» Collection entries

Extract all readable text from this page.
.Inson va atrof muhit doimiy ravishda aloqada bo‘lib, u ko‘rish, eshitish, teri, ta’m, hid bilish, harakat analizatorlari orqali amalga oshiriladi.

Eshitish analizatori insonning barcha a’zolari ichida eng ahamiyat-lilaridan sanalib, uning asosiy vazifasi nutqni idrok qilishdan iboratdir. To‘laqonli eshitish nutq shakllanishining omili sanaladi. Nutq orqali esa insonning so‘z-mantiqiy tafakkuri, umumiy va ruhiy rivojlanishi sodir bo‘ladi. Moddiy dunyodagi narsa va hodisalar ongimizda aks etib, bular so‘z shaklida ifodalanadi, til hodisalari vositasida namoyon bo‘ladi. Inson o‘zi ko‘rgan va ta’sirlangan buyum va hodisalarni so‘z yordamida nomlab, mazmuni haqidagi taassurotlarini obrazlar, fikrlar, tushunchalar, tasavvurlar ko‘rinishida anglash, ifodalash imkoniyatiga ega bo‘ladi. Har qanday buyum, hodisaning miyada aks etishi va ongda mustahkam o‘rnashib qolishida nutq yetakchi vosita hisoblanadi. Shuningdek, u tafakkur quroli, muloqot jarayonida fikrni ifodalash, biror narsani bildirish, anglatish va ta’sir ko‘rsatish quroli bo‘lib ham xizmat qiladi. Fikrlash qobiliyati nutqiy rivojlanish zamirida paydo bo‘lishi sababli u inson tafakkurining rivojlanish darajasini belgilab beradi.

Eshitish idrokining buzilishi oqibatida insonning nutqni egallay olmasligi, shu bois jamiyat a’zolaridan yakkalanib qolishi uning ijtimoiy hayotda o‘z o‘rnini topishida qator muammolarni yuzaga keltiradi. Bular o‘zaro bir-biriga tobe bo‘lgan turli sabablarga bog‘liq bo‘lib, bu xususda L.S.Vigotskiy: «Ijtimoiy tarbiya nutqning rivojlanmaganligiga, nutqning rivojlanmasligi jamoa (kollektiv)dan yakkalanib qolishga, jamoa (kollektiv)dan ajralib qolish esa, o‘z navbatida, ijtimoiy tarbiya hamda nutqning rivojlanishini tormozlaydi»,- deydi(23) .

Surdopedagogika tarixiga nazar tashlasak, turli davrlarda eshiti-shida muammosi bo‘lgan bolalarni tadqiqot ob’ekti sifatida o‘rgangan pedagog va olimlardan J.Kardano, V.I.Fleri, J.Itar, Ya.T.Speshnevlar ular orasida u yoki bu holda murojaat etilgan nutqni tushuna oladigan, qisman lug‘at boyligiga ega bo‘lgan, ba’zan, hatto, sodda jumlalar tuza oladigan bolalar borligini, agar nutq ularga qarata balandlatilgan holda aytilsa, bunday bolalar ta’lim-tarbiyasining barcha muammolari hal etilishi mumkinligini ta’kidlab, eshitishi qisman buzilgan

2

» WHAT THE TASK REQUIRES
Please reproduce each record precisely as written.

» SOLUTION FOR THIS PROBLEM
Extract all readable text from this page.
.Inson va atrof muhit doimiy ravishda aloqada bo‘lib, u ko‘rish, eshitish, teri, ta’m, hid bilish, harakat analizatorlari orqali amalga oshiriladi.

Eshitish analizatori insonning barcha a’zolari ichida eng ahamiyat-lilaridan sanalib, uning asosiy vazifasi nutqni idrok qilishdan iboratdir. To‘laqonli eshitish nutq shakllanishining omili sanaladi. Nutq orqali esa insonning so‘z-mantiqiy tafakkuri, umumiy va ruhiy rivojlanishi sodir bo‘ladi. Moddiy dunyodagi narsa va hodisalar ongimizda aks etib, bular so‘z shaklida ifodalanadi, til hodisalari vositasida namoyon bo‘ladi. Inson o‘zi ko‘rgan va ta’sirlangan buyum va hodisalarni so‘z yordamida nomlab, mazmuni haqidagi taassurotlarini obrazlar, fikrlar, tushunchalar, tasavvurlar ko‘rinishida anglash, ifodalash imkoniyatiga ega bo‘ladi. Har qanday buyum, hodisaning miyada aks etishi va ongda mustahkam o‘rnashib qolishida nutq yetakchi vosita hisoblanadi. Shuningdek, u tafakkur quroli, muloqot jarayonida fikrni ifodalash, biror narsani bildirish, anglatish va ta’sir ko‘rsatish quroli bo‘lib ham xizmat qiladi. Fikrlash qobiliyati nutqiy rivojlanish zamirida paydo bo‘lishi sababli u inson tafakkurining rivojlanish darajasini belgilab beradi.

Eshitish idrokining buzilishi oqibatida insonning nutqni egallay olmasligi, shu bois jamiyat a’zolaridan yakkalanib qolishi uning ijtimoiy hayotda o‘z o‘rnini topishida qator muammolarni yuzaga keltiradi. Bular o‘zaro bir-biriga tobe bo‘lgan turli sabablarga bog‘liq bo‘lib, bu xususda L.S.Vigotskiy: «Ijtimoiy tarbiya nutqning rivojlanmaganligiga, nutqning rivojlanmasligi jamoa (kollektiv)dan yakkalanib qolishga, jamoa (kollektiv)dan ajralib qolish esa, o‘z navbatida, ijtimoiy tarbiya hamda nutqning rivojlanishini tormozlaydi»,- deydi(23) .

Surdopedagogika tarixiga nazar tashlasak, turli davrlarda eshiti-shida muammosi bo‘lgan bolalarni tadqiqot ob’ekti sifatida o‘rgangan pedagog va olimlardan J.Kardano, V.I.Fleri, J.Itar, Ya.T.Speshnevlar ular orasida u yoki bu holda murojaat etilgan nutqni tushuna oladigan, qisman lug‘at boyligiga ega bo‘lgan, ba’zan, hatto, sodda jumlalar tuza oladigan bolalar borligini, agar nutq ularga qarata balandlatilgan holda aytilsa, bunday bolalar ta’lim-tarbiyasining barcha muammolari hal etilishi mumkinligini ta’kidlab, eshitishi qisman buzilgan

2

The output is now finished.